## The request
Find the line that contains "OCR this image.". Then set down that line and all the lines after it, to the end of the records, exactly and with nothing added.

## Raw records
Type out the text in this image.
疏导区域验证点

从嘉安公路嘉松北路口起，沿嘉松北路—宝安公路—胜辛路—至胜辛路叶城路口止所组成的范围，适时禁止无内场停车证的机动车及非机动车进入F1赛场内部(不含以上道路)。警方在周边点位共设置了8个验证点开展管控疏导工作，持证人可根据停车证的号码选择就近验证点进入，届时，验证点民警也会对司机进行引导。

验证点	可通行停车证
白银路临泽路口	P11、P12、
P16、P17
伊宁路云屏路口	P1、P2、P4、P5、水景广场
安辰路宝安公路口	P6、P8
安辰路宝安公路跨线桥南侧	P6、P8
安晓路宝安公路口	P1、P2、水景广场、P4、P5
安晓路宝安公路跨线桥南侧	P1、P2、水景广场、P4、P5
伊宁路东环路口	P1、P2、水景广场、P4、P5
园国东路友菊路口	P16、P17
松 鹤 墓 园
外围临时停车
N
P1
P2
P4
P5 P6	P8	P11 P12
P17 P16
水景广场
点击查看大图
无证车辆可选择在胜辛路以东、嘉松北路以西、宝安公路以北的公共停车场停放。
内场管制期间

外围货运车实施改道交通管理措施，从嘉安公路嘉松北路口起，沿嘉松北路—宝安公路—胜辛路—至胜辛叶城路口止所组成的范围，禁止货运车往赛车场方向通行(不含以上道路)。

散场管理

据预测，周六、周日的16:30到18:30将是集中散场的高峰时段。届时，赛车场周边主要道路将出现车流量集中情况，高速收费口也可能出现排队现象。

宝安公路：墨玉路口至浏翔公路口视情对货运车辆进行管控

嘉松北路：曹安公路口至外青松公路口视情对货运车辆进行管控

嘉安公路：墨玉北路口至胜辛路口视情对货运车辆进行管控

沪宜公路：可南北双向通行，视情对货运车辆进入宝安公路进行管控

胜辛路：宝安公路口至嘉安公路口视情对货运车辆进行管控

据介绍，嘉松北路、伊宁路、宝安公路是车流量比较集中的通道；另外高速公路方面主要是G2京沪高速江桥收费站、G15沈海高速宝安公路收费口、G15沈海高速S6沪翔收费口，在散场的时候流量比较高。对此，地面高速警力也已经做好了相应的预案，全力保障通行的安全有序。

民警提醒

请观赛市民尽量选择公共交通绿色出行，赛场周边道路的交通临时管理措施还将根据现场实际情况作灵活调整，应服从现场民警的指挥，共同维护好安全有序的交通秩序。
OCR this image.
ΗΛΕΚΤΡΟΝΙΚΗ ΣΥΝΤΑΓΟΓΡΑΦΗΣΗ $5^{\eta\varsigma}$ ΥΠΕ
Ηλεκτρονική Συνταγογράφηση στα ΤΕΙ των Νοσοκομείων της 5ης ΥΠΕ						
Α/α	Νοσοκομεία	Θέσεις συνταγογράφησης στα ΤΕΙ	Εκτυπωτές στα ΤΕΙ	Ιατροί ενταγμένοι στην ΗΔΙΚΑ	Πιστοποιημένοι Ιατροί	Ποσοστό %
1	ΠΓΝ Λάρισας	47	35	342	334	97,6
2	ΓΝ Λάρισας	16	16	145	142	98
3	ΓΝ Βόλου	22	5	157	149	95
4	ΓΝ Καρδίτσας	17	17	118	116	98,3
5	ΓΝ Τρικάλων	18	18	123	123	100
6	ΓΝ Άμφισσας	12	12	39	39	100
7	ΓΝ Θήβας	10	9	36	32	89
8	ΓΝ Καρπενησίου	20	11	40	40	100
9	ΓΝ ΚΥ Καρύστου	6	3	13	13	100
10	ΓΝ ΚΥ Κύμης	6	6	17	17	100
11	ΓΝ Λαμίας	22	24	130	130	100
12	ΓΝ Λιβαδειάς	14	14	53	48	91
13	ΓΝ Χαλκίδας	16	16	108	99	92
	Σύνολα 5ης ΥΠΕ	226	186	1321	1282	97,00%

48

## Correct result
OCR this image.
ΗΛΕΚΤΡΟΝΙΚΗ ΣΥΝΤΑΓΟΓΡΑΦΗΣΗ $5^{\eta\varsigma}$ ΥΠΕ
Ηλεκτρονική Συνταγογράφηση στα ΤΕΙ των Νοσοκομείων της 5ης ΥΠΕ						
Α/α	Νοσοκομεία	Θέσεις συνταγογράφησης στα ΤΕΙ	Εκτυπωτές στα ΤΕΙ	Ιατροί ενταγμένοι στην ΗΔΙΚΑ	Πιστοποιημένοι Ιατροί	Ποσοστό %
1	ΠΓΝ Λάρισας	47	35	342	334	97,6
2	ΓΝ Λάρισας	16	16	145	142	98
3	ΓΝ Βόλου	22	5	157	149	95
4	ΓΝ Καρδίτσας	17	17	118	116	98,3
5	ΓΝ Τρικάλων	18	18	123	123	100
6	ΓΝ Άμφισσας	12	12	39	39	100
7	ΓΝ Θήβας	10	9	36	32	89
8	ΓΝ Καρπενησίου	20	11	40	40	100
9	ΓΝ ΚΥ Καρύστου	6	3	13	13	100
10	ΓΝ ΚΥ Κύμης	6	6	17	17	100
11	ΓΝ Λαμίας	22	24	130	130	100
12	ΓΝ Λιβαδειάς	14	14	53	48	91
13	ΓΝ Χαλκίδας	16	16	108	99	92
	Σύνολα 5ης ΥΠΕ	226	186	1321	1282	97,00%

48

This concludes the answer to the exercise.